§ WRITTEN TASK:
Repeat the data verbatim.

§ RECORDED INFORMATION:
+++

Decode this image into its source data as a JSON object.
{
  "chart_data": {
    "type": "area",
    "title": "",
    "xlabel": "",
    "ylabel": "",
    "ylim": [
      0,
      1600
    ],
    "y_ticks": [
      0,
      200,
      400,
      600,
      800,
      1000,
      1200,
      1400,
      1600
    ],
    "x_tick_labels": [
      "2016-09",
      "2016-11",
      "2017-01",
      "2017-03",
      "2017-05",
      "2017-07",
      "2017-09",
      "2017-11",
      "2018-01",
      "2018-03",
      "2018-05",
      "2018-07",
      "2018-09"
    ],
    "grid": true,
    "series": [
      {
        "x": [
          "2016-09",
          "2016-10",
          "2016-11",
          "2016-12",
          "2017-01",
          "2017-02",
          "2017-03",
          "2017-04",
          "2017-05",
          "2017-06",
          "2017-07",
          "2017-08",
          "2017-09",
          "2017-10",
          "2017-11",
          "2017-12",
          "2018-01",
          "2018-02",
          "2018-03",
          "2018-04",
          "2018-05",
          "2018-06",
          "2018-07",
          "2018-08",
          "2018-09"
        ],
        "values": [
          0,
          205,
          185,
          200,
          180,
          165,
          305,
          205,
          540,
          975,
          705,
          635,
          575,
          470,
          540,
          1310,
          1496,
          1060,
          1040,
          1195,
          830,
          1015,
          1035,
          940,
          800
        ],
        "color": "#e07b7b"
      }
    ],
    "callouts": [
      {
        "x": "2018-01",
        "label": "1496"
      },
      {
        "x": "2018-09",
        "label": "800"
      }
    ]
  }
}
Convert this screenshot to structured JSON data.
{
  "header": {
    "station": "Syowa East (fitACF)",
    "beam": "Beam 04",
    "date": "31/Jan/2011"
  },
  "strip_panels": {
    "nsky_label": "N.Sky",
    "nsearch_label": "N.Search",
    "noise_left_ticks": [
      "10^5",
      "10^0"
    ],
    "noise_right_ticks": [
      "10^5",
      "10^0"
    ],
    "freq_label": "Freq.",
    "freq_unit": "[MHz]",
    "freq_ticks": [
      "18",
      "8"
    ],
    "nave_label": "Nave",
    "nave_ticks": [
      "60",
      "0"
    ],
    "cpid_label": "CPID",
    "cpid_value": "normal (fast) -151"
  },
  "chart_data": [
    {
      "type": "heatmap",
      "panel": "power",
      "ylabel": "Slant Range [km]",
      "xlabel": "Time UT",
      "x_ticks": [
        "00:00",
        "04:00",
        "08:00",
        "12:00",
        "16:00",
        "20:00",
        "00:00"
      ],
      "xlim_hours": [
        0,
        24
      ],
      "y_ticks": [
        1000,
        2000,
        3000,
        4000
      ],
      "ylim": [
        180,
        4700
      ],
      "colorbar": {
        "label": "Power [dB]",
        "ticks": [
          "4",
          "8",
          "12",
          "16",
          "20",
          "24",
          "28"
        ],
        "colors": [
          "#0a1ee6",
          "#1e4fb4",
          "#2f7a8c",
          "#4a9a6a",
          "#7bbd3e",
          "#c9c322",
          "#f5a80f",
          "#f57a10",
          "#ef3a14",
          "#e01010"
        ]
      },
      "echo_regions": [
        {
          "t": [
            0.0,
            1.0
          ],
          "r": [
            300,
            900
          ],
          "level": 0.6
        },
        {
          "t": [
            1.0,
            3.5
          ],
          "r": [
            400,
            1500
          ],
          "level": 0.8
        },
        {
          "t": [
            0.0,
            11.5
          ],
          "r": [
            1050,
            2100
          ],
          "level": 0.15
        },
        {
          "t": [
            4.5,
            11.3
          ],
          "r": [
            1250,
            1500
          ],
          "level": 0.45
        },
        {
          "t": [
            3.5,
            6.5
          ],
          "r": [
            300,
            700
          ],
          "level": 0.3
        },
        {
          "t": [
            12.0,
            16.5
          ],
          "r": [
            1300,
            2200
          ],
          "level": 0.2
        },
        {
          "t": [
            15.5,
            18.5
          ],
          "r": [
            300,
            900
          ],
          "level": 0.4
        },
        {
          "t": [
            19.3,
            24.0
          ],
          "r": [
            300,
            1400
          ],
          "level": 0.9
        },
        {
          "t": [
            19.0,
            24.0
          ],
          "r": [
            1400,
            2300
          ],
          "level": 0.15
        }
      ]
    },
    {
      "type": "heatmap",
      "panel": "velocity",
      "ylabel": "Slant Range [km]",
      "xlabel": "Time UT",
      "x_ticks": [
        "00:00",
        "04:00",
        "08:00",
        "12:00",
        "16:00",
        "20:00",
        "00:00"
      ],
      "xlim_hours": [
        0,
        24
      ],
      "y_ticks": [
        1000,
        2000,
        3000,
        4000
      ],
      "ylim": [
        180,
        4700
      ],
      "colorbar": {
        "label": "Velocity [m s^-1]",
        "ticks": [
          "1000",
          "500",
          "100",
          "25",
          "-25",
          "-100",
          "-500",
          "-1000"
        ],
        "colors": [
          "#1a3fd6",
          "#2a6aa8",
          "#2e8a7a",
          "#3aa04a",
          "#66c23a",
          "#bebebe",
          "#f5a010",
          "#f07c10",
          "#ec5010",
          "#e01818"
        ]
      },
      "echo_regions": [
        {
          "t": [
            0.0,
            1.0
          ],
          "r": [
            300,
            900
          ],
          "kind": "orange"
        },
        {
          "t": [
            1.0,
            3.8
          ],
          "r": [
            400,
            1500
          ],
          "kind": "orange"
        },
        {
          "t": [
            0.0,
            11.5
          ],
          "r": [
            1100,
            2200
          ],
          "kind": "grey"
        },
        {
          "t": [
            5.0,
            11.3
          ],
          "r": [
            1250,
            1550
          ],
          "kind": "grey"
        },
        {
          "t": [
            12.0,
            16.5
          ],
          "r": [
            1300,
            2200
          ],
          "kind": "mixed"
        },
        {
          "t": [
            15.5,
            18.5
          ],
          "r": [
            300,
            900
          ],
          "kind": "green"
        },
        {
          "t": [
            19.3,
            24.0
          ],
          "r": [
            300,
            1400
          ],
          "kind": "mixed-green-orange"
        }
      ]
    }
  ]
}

+++

§ RESPONSE BELOW:
Decode this image into its source data as a JSON object.
{
  "chart_data": {
    "type": "area",
    "title": "",
    "xlabel": "",
    "ylabel": "",
    "ylim": [
      0,
      1600
    ],
    "y_ticks": [
      0,
      200,
      400,
      600,
      800,
      1000,
      1200,
      1400,
      1600
    ],
    "x_tick_labels": [
      "2016-09",
      "2016-11",
      "2017-01",
      "2017-03",
      "2017-05",
      "2017-07",
      "2017-09",
      "2017-11",
      "2018-01",
      "2018-03",
      "2018-05",
      "2018-07",
      "2018-09"
    ],
    "grid": true,
    "series": [
      {
        "x": [
          "2016-09",
          "2016-10",
          "2016-11",
          "2016-12",
          "2017-01",
          "2017-02",
          "2017-03",
          "2017-04",
          "2017-05",
          "2017-06",
          "2017-07",
          "2017-08",
          "2017-09",
          "2017-10",
          "2017-11",
          "2017-12",
          "2018-01",
          "2018-02",
          "2018-03",
          "2018-04",
          "2018-05",
          "2018-06",
          "2018-07",
          "2018-08",
          "2018-09"
        ],
        "values": [
          0,
          205,
          185,
          200,
          180,
          165,
          305,
          205,
          540,
          975,
          705,
          635,
          575,
          470,
          540,
          1310,
          1496,
          1060,
          1040,
          1195,
          830,
          1015,
          1035,
          940,
          800
        ],
        "color": "#e07b7b"
      }
    ],
    "callouts": [
      {
        "x": "2018-01",
        "label": "1496"
      },
      {
        "x": "2018-09",
        "label": "800"
      }
    ]
  }
}
Convert this screenshot to structured JSON data.
{
  "header": {
    "station": "Syowa East (fitACF)",
    "beam": "Beam 04",
    "date": "31/Jan/2011"
  },
  "strip_panels": {
    "nsky_label": "N.Sky",
    "nsearch_label": "N.Search",
    "noise_left_ticks": [
      "10^5",
      "10^0"
    ],
    "noise_right_ticks": [
      "10^5",
      "10^0"
    ],
    "freq_label": "Freq.",
    "freq_unit": "[MHz]",
    "freq_ticks": [
      "18",
      "8"
    ],
    "nave_label": "Nave",
    "nave_ticks": [
      "60",
      "0"
    ],
    "cpid_label": "CPID",
    "cpid_value": "normal (fast) -151"
  },
  "chart_data": [
    {
      "type": "heatmap",
      "panel": "power",
      "ylabel": "Slant Range [km]",
      "xlabel": "Time UT",
      "x_ticks": [
        "00:00",
        "04:00",
        "08:00",
        "12:00",
        "16:00",
        "20:00",
        "00:00"
      ],
      "xlim_hours": [
        0,
        24
      ],
      "y_ticks": [
        1000,
        2000,
        3000,
        4000
      ],
      "ylim": [
        180,
        4700
      ],
      "colorbar": {
        "label": "Power [dB]",
        "ticks": [
          "4",
          "8",
          "12",
          "16",
          "20",
          "24",
          "28"
        ],
        "colors": [
          "#0a1ee6",
          "#1e4fb4",
          "#2f7a8c",
          "#4a9a6a",
          "#7bbd3e",
          "#c9c322",
          "#f5a80f",
          "#f57a10",
          "#ef3a14",
          "#e01010"
        ]
      },
      "echo_regions": [
        {
          "t": [
            0.0,
            1.0
          ],
          "r": [
            300,
            900
          ],
          "level": 0.6
        },
        {
          "t": [
            1.0,
            3.5
          ],
          "r": [
            400,
            1500
          ],
          "level": 0.8
        },
        {
          "t": [
            0.0,
            11.5
          ],
          "r": [
            1050,
            2100
          ],
          "level": 0.15
        },
        {
          "t": [
            4.5,
            11.3
          ],
          "r": [
            1250,
            1500
          ],
          "level": 0.45
        },
        {
          "t": [
            3.5,
            6.5
          ],
          "r": [
            300,
            700
          ],
          "level": 0.3
        },
        {
          "t": [
            12.0,
            16.5
          ],
          "r": [
            1300,
            2200
          ],
          "level": 0.2
        },
        {
          "t": [
            15.5,
            18.5
          ],
          "r": [
            300,
            900
          ],
          "level": 0.4
        },
        {
          "t": [
            19.3,
            24.0
          ],
          "r": [
            300,
            1400
          ],
          "level": 0.9
        },
        {
          "t": [
            19.0,
            24.0
          ],
          "r": [
            1400,
            2300
          ],
          "level": 0.15
        }
      ]
    },
    {
      "type": "heatmap",
      "panel": "velocity",
      "ylabel": "Slant Range [km]",
      "xlabel": "Time UT",
      "x_ticks": [
        "00:00",
        "04:00",
        "08:00",
        "12:00",
        "16:00",
        "20:00",
        "00:00"
      ],
      "xlim_hours": [
        0,
        24
      ],
      "y_ticks": [
        1000,
        2000,
        3000,
        4000
      ],
      "ylim": [
        180,
        4700
      ],
      "colorbar": {
        "label": "Velocity [m s^-1]",
        "ticks": [
          "1000",
          "500",
          "100",
          "25",
          "-25",
          "-100",
          "-500",
          "-1000"
        ],
        "colors": [
          "#1a3fd6",
          "#2a6aa8",
          "#2e8a7a",
          "#3aa04a",
          "#66c23a",
          "#bebebe",
          "#f5a010",
          "#f07c10",
          "#ec5010",
          "#e01818"
        ]
      },
      "echo_regions": [
        {
          "t": [
            0.0,
            1.0
          ],
          "r": [
            300,
            900
          ],
          "kind": "orange"
        },
        {
          "t": [
            1.0,
            3.8
          ],
          "r": [
            400,
            1500
          ],
          "kind": "orange"
        },
        {
          "t": [
            0.0,
            11.5
          ],
          "r": [
            1100,
            2200
          ],
          "kind": "grey"
        },
        {
          "t": [
            5.0,
            11.3
          ],
          "r": [
            1250,
            1550
          ],
          "kind": "grey"
        },
        {
          "t": [
            12.0,
            16.5
          ],
          "r": [
            1300,
            2200
          ],
          "kind": "mixed"
        },
        {
          "t": [
            15.5,
            18.5
          ],
          "r": [
            300,
            900
          ],
          "kind": "green"
        },
        {
          "t": [
            19.3,
            24.0
          ],
          "r": [
            300,
            1400
          ],
          "kind": "mixed-green-orange"
        }
      ]
    }
  ]
}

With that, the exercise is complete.